Extract, from the listing that follows, each line containing the word "pengelolaan".

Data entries

# # # #

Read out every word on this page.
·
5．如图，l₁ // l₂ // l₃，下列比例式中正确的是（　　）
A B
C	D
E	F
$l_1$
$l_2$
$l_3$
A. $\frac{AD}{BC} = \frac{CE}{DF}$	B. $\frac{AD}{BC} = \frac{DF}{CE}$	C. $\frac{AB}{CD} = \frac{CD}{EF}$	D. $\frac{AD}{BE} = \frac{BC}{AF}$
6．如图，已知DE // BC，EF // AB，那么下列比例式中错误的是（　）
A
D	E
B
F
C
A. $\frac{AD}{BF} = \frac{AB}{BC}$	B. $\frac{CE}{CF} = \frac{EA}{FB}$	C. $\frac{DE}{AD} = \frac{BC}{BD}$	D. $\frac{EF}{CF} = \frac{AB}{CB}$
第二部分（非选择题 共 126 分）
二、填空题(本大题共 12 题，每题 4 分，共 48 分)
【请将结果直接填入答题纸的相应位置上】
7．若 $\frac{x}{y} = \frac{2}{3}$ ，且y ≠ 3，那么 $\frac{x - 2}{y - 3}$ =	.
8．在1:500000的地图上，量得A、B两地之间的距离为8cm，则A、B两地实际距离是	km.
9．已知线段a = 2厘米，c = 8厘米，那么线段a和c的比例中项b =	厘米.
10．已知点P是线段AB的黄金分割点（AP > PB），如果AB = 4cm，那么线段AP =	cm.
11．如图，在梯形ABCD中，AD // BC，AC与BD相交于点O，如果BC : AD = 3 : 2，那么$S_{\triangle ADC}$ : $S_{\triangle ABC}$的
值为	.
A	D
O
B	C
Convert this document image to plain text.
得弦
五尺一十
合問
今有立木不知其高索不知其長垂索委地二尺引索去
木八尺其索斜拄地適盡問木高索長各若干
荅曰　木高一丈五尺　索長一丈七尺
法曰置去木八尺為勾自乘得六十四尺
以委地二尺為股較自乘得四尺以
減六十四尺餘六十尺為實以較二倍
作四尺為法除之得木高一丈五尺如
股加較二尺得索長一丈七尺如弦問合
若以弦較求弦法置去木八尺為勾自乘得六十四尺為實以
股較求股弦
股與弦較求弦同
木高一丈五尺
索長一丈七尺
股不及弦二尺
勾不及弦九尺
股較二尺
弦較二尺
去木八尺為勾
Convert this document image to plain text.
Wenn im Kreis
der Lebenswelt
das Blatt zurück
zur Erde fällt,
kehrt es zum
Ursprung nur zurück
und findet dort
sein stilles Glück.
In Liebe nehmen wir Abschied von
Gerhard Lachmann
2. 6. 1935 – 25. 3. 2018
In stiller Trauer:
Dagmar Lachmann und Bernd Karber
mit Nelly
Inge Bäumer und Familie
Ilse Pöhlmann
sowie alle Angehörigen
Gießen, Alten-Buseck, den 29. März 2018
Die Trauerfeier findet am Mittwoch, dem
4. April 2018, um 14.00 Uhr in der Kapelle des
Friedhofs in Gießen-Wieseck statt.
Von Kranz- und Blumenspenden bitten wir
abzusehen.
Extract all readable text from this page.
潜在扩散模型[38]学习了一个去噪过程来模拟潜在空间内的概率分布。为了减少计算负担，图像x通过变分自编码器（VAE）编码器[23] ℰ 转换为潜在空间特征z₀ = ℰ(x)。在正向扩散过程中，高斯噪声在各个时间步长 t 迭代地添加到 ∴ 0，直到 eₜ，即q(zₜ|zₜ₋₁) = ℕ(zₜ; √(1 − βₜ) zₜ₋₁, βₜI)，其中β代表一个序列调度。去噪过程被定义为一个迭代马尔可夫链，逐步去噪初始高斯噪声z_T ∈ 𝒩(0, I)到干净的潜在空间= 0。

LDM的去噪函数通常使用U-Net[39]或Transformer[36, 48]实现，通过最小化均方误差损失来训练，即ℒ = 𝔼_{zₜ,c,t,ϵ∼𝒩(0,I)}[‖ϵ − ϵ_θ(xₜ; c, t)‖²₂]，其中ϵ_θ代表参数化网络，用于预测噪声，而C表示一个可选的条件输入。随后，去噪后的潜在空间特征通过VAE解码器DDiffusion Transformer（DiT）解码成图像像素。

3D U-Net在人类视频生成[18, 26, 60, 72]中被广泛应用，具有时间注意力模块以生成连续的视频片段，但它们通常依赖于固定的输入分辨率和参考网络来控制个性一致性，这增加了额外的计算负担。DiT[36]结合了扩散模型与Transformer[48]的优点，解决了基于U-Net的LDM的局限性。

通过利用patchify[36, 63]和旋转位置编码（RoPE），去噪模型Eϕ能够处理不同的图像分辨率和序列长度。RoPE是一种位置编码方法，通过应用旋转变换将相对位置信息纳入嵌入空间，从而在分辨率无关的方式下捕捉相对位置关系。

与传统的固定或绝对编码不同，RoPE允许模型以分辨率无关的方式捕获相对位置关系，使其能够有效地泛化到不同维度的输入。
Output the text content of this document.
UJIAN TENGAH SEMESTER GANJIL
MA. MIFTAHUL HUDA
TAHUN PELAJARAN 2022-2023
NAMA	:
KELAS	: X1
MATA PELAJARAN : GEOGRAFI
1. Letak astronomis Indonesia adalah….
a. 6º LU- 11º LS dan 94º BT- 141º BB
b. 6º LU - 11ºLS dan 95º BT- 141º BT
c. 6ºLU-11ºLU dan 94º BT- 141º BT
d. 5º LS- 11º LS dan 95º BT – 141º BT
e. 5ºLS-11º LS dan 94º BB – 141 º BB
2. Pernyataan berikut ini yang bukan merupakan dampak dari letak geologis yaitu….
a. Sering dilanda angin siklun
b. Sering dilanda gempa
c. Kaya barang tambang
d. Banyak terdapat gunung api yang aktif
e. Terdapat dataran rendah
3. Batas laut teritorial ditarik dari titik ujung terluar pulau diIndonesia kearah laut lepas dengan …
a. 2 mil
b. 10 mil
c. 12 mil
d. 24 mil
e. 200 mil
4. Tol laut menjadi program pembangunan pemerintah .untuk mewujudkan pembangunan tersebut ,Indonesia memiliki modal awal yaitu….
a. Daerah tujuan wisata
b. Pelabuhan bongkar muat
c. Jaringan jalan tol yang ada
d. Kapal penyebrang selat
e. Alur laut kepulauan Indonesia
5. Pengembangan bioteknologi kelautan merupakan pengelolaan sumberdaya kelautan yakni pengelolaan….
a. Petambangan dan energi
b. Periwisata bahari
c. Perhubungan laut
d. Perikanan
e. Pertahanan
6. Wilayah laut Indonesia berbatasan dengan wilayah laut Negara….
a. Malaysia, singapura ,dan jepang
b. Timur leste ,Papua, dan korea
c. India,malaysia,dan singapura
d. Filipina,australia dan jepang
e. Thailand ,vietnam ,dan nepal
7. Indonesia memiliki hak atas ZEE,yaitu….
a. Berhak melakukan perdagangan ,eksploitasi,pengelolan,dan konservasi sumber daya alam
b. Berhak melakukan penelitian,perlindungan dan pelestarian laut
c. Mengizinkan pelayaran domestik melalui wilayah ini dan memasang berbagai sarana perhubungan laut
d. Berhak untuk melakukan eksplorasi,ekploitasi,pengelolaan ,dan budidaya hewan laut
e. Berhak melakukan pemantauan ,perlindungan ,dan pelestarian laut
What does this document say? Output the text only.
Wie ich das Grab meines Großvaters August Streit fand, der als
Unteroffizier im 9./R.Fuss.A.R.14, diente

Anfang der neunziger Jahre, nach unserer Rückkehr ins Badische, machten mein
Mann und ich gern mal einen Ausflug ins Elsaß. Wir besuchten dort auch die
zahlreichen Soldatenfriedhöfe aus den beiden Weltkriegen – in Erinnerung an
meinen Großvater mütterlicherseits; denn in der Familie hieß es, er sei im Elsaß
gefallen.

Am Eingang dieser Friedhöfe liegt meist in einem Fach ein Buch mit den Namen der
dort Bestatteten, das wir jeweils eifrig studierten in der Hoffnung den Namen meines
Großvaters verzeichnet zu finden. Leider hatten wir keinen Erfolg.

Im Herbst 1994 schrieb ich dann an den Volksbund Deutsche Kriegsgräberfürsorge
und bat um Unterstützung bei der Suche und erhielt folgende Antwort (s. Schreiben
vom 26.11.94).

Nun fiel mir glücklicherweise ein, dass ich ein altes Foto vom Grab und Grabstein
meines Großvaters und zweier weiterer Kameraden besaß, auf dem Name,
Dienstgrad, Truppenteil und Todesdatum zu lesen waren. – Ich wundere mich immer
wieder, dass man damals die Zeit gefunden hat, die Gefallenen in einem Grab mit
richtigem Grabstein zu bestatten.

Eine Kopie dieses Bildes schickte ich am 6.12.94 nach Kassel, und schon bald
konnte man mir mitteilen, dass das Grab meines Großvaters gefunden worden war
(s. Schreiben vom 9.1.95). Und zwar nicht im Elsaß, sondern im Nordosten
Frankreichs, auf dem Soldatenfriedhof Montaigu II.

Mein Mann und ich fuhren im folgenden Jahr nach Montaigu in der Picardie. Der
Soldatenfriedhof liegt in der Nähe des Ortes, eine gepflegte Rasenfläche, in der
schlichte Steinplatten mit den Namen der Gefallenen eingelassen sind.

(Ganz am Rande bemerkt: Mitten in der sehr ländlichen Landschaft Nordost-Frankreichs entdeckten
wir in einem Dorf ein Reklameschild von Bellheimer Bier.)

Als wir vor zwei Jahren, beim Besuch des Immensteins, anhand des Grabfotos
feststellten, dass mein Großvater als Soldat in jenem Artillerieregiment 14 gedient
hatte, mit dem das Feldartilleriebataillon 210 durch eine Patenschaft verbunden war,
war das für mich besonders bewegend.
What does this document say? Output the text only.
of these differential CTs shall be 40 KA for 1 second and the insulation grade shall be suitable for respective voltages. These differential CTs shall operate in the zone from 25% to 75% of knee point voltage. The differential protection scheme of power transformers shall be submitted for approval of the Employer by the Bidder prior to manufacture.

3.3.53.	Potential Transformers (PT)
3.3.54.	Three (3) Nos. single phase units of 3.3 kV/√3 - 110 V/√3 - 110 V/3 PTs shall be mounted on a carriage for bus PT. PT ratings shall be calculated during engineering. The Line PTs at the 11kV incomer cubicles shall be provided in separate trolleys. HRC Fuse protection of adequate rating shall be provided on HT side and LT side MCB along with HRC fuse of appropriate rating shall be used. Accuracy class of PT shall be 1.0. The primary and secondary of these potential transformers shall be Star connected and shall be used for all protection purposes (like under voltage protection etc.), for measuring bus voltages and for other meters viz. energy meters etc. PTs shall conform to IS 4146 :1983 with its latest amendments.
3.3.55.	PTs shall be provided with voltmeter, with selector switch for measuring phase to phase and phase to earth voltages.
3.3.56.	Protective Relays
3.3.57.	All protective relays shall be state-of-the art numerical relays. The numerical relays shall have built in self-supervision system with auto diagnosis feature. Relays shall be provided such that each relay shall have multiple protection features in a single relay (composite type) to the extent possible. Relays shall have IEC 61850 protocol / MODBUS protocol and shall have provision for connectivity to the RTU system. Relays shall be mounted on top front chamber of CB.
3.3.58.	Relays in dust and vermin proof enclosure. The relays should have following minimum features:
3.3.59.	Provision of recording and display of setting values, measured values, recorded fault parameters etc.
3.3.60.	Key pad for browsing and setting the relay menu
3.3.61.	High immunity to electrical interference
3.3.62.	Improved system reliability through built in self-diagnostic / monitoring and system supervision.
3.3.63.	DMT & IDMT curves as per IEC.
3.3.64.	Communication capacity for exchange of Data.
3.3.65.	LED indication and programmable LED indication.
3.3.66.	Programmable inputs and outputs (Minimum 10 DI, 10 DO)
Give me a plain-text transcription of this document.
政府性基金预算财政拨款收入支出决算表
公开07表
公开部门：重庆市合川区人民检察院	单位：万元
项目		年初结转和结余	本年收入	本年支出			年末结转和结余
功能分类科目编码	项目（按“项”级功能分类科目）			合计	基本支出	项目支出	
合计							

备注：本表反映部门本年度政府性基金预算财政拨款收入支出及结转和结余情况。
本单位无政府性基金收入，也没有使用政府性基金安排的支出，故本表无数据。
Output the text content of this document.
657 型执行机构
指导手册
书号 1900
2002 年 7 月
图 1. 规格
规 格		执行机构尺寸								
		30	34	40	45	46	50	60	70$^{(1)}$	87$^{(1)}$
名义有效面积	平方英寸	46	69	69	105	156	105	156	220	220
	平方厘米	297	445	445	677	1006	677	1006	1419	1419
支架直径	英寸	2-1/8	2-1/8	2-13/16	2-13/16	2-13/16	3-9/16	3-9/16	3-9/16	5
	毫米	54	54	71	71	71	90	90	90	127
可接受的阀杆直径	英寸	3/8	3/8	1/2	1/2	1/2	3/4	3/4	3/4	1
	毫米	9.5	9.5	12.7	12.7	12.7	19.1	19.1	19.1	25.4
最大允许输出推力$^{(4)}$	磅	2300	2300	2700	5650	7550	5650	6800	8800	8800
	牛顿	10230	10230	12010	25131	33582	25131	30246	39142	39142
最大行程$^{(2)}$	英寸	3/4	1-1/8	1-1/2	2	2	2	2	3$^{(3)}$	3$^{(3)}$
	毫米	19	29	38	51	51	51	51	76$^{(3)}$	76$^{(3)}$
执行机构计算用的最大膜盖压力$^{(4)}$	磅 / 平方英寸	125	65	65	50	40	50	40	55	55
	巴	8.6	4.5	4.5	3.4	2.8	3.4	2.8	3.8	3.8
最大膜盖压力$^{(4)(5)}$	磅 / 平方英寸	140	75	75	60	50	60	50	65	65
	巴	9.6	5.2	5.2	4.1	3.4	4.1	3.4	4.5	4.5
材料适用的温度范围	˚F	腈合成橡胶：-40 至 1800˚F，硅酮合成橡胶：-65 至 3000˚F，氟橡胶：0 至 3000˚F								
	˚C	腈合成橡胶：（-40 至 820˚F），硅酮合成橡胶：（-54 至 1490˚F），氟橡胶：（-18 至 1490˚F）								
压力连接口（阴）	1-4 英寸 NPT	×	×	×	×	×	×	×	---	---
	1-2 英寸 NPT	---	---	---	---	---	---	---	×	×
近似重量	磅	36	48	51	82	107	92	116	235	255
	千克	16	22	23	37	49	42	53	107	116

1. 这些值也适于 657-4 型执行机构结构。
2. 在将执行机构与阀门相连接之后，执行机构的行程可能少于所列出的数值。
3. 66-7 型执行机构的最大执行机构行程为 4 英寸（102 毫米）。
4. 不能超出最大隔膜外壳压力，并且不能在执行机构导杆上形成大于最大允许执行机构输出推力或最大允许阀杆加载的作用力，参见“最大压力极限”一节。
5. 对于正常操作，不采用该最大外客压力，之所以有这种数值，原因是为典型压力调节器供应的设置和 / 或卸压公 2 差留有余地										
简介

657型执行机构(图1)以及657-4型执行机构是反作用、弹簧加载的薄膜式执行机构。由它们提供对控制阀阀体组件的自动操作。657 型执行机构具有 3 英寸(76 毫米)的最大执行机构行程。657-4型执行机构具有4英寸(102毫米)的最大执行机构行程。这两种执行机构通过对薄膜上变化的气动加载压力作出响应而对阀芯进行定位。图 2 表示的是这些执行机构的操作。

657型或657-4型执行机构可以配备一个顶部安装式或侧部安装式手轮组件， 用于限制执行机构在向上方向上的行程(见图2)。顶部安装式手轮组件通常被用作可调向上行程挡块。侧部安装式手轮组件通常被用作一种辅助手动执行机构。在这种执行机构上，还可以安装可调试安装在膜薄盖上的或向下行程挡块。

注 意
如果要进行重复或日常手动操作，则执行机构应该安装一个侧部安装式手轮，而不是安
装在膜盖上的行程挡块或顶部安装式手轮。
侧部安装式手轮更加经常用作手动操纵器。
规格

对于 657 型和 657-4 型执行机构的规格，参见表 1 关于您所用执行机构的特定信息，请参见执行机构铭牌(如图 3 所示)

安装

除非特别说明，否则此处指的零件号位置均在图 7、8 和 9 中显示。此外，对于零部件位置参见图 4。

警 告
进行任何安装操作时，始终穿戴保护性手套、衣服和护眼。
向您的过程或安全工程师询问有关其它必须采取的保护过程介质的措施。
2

# # # #

REPLY TO THE TASK
5. Pengembangan bioteknologi kelautan merupakan pengelolaan sumberdaya kelautan yakni pengelolaan….
d. Berhak untuk melakukan eksplorasi,ekploitasi,pengelolaan ,dan budidaya hewan laut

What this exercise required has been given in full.